**Record set:**
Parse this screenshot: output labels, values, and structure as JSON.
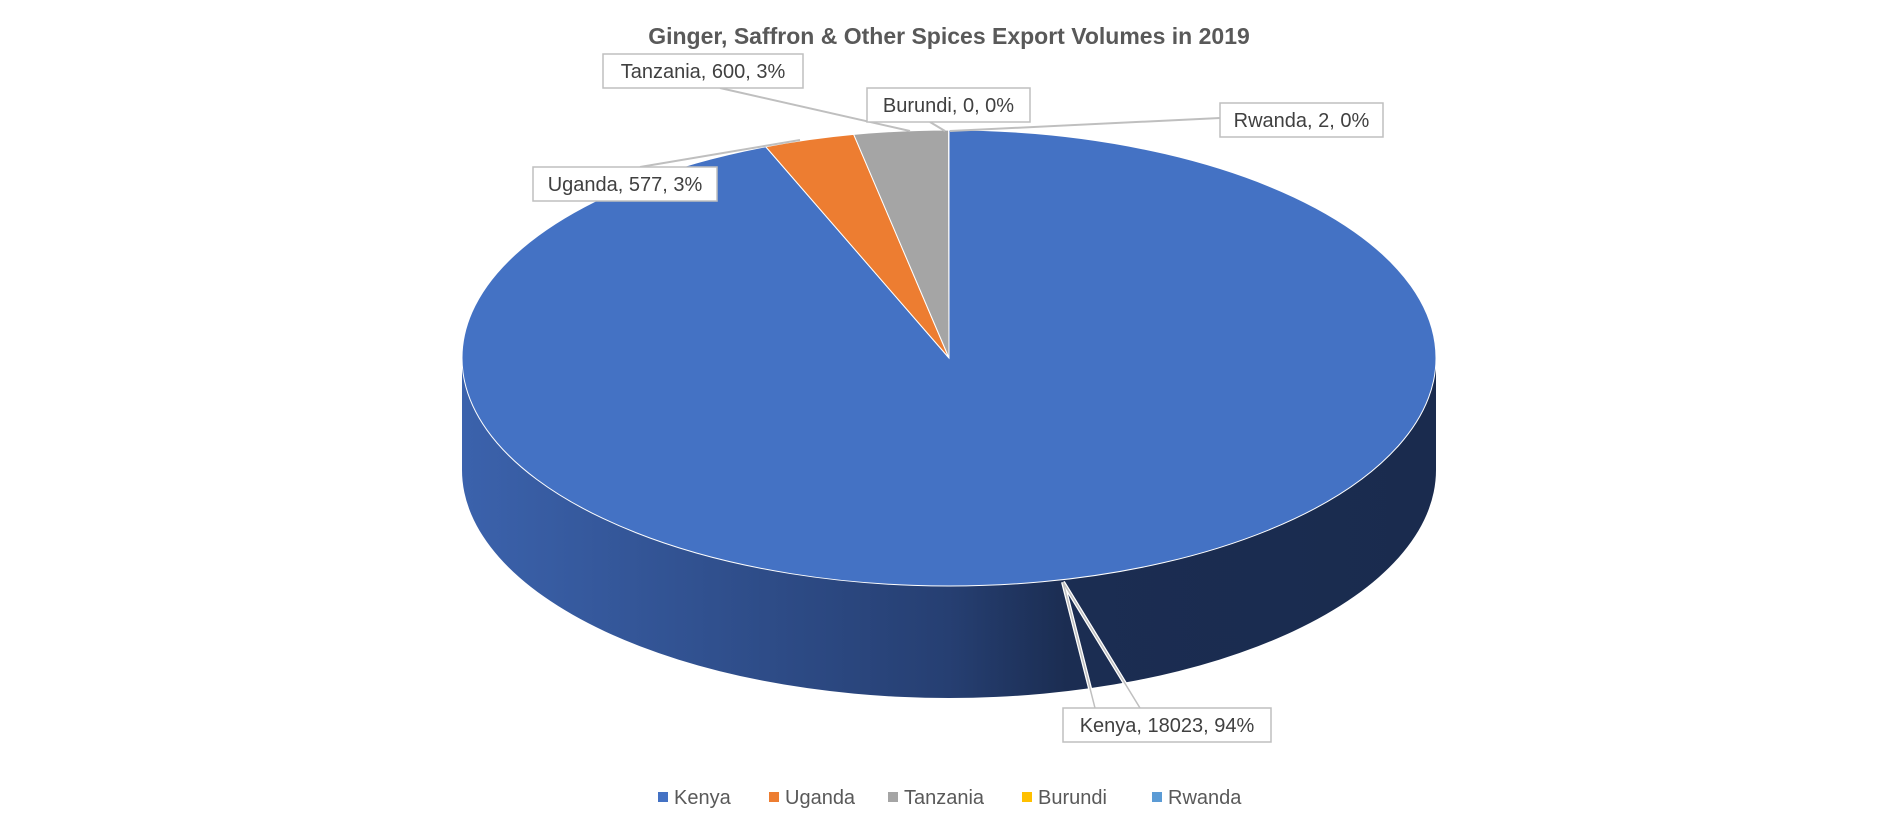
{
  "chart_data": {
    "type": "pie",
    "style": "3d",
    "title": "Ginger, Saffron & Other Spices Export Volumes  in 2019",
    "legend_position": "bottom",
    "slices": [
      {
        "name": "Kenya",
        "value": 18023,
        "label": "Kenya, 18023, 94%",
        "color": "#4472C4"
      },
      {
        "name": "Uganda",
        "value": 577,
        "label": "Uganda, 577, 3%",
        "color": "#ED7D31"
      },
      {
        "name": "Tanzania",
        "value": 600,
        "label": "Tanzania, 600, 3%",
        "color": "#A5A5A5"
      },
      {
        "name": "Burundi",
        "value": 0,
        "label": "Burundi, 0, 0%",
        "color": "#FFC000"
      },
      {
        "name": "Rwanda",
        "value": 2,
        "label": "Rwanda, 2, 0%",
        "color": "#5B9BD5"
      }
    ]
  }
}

**Instructions for the task:** Go through the records. Copy each line where "color" appears.

**Exercise answer:**
        "color": "#4472C4"
        "color": "#ED7D31"
        "color": "#A5A5A5"
        "color": "#FFC000"
        "color": "#5B9BD5"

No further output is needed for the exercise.